··· Exercise input

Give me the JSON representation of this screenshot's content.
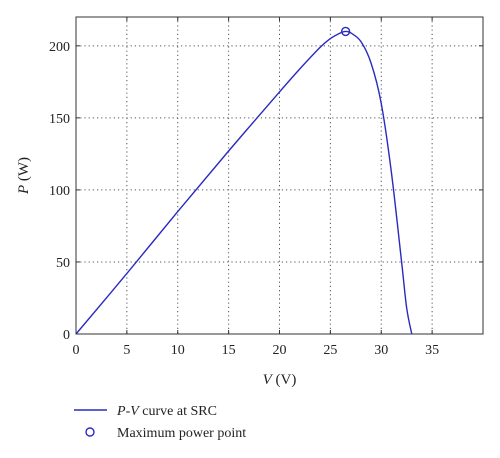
{
  "chart_data": {
    "type": "line",
    "xlabel": {
      "var": "V",
      "unit": " (V)"
    },
    "ylabel": {
      "var": "P",
      "unit": " (W)"
    },
    "xlim": [
      0,
      40
    ],
    "ylim": [
      0,
      220
    ],
    "xticks": [
      0,
      5,
      10,
      15,
      20,
      25,
      30,
      35
    ],
    "yticks": [
      0,
      50,
      100,
      150,
      200
    ],
    "grid": true,
    "legend_position": "bottom-left, below plot",
    "series": [
      {
        "name": {
          "a": "P",
          "b": "V",
          "rest": " curve at SRC"
        },
        "color": "#2a2abf",
        "x": [
          0,
          5,
          10,
          15,
          20,
          22,
          24,
          25,
          26,
          26.5,
          27,
          28,
          29,
          30,
          31,
          32,
          32.5,
          33
        ],
        "y": [
          0,
          42,
          85,
          127,
          168,
          184,
          199,
          205,
          209,
          210,
          209,
          203,
          188,
          160,
          112,
          50,
          18,
          0
        ]
      },
      {
        "name": {
          "text": "Maximum power point"
        },
        "color": "#2a2abf",
        "marker": "circle",
        "x": [
          26.5
        ],
        "y": [
          210
        ]
      }
    ]
  }
}
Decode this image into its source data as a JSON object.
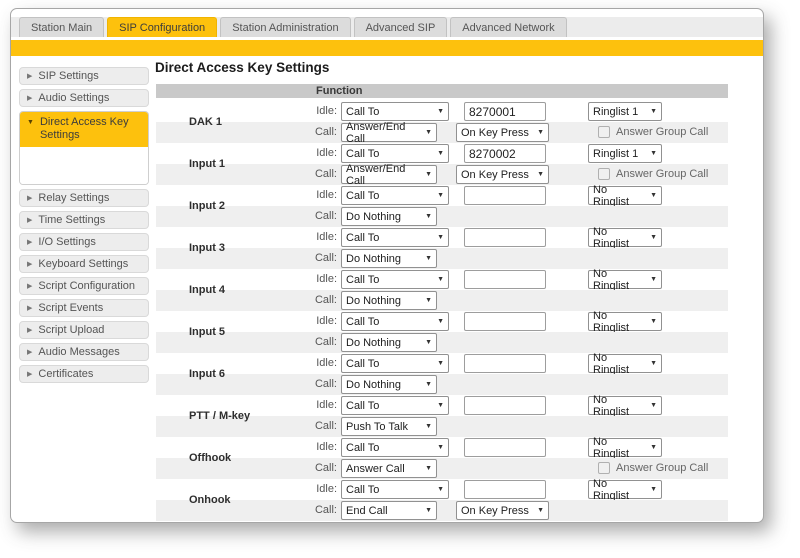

······

= Set task =
Return each line of the data that contains the string "this".

= Response to the task =
Give me the JSON representation of this screenshot's content.
Decode this image into its source data as a JSON object.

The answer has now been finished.